___ Material supplied ___

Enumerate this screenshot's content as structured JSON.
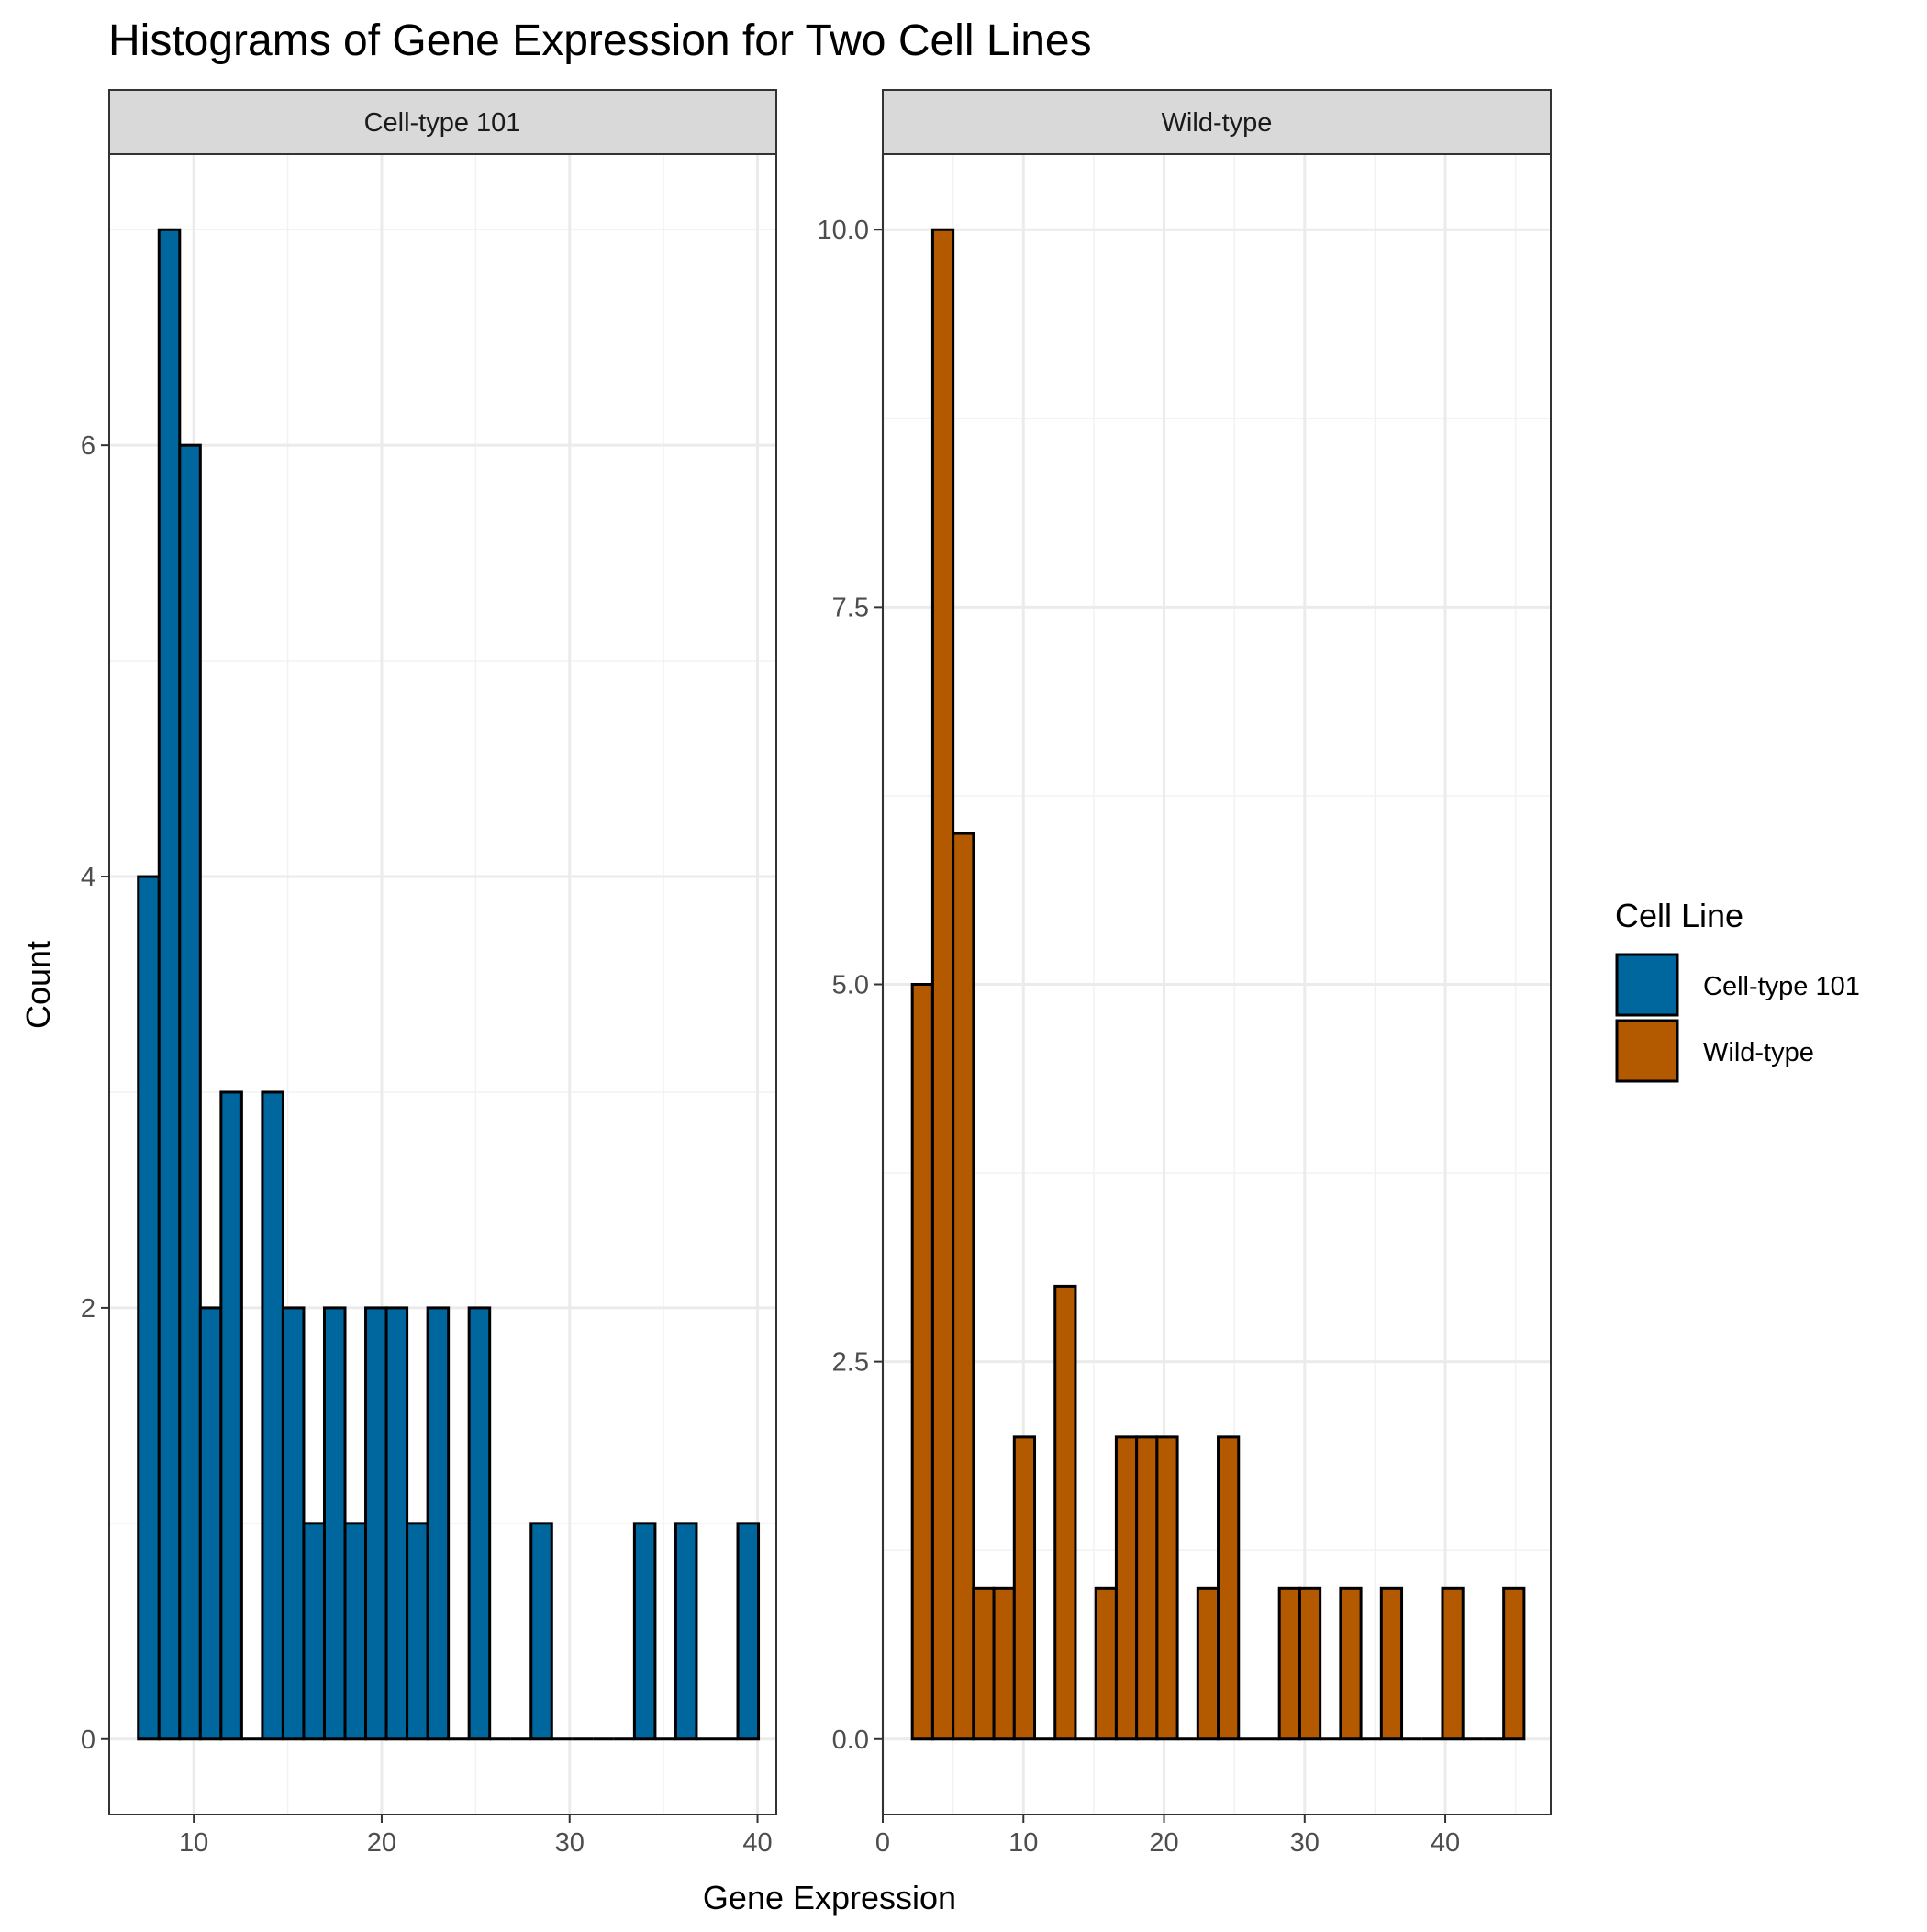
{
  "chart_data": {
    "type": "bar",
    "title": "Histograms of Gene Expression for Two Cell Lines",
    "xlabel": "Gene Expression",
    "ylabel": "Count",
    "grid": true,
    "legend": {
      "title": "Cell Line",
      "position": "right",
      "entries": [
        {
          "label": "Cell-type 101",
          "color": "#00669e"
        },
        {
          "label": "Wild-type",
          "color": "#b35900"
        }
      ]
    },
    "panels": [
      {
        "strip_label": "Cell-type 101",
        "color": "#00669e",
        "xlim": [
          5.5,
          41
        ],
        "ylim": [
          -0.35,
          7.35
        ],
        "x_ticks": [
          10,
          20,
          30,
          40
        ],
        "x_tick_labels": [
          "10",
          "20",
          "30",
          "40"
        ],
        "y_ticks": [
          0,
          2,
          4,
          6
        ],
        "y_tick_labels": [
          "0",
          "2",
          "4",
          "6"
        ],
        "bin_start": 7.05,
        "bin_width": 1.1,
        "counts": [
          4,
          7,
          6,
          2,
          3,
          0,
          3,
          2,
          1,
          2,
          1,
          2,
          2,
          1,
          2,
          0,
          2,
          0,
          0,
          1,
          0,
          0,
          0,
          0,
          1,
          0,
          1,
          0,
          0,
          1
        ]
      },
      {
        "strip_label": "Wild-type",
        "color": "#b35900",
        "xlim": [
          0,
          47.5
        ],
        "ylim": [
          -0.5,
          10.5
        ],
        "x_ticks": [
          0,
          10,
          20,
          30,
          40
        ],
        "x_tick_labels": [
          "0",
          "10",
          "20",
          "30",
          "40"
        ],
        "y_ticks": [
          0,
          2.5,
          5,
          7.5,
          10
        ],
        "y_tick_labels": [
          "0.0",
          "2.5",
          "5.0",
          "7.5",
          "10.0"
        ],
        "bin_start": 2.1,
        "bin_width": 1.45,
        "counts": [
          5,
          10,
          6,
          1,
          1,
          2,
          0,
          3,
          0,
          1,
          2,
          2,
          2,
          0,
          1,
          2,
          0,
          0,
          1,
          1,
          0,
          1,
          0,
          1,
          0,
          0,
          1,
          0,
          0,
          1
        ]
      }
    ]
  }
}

___

§ **Exercise directions**:
Return each line above word for word. Skip the pictures.

§ **Answer for the task**:
Enumerate this screenshot's content as structured JSON.
{
  "chart_data": {
    "type": "bar",
    "title": "Histograms of Gene Expression for Two Cell Lines",
    "xlabel": "Gene Expression",
    "ylabel": "Count",
    "grid": true,
    "legend": {
      "title": "Cell Line",
      "position": "right",
      "entries": [
        {
          "label": "Cell-type 101",
          "color": "#00669e"
        },
        {
          "label": "Wild-type",
          "color": "#b35900"
        }
      ]
    },
    "panels": [
      {
        "strip_label": "Cell-type 101",
        "color": "#00669e",
        "xlim": [
          5.5,
          41
        ],
        "ylim": [
          -0.35,
          7.35
        ],
        "x_ticks": [
          10,
          20,
          30,
          40
        ],
        "x_tick_labels": [
          "10",
          "20",
          "30",
          "40"
        ],
        "y_ticks": [
          0,
          2,
          4,
          6
        ],
        "y_tick_labels": [
          "0",
          "2",
          "4",
          "6"
        ],
        "bin_start": 7.05,
        "bin_width": 1.1,
        "counts": [
          4,
          7,
          6,
          2,
          3,
          0,
          3,
          2,
          1,
          2,
          1,
          2,
          2,
          1,
          2,
          0,
          2,
          0,
          0,
          1,
          0,
          0,
          0,
          0,
          1,
          0,
          1,
          0,
          0,
          1
        ]
      },
      {
        "strip_label": "Wild-type",
        "color": "#b35900",
        "xlim": [
          0,
          47.5
        ],
        "ylim": [
          -0.5,
          10.5
        ],
        "x_ticks": [
          0,
          10,
          20,
          30,
          40
        ],
        "x_tick_labels": [
          "0",
          "10",
          "20",
          "30",
          "40"
        ],
        "y_ticks": [
          0,
          2.5,
          5,
          7.5,
          10
        ],
        "y_tick_labels": [
          "0.0",
          "2.5",
          "5.0",
          "7.5",
          "10.0"
        ],
        "bin_start": 2.1,
        "bin_width": 1.45,
        "counts": [
          5,
          10,
          6,
          1,
          1,
          2,
          0,
          3,
          0,
          1,
          2,
          2,
          2,
          0,
          1,
          2,
          0,
          0,
          1,
          1,
          0,
          1,
          0,
          1,
          0,
          0,
          1,
          0,
          0,
          1
        ]
      }
    ]
  }
}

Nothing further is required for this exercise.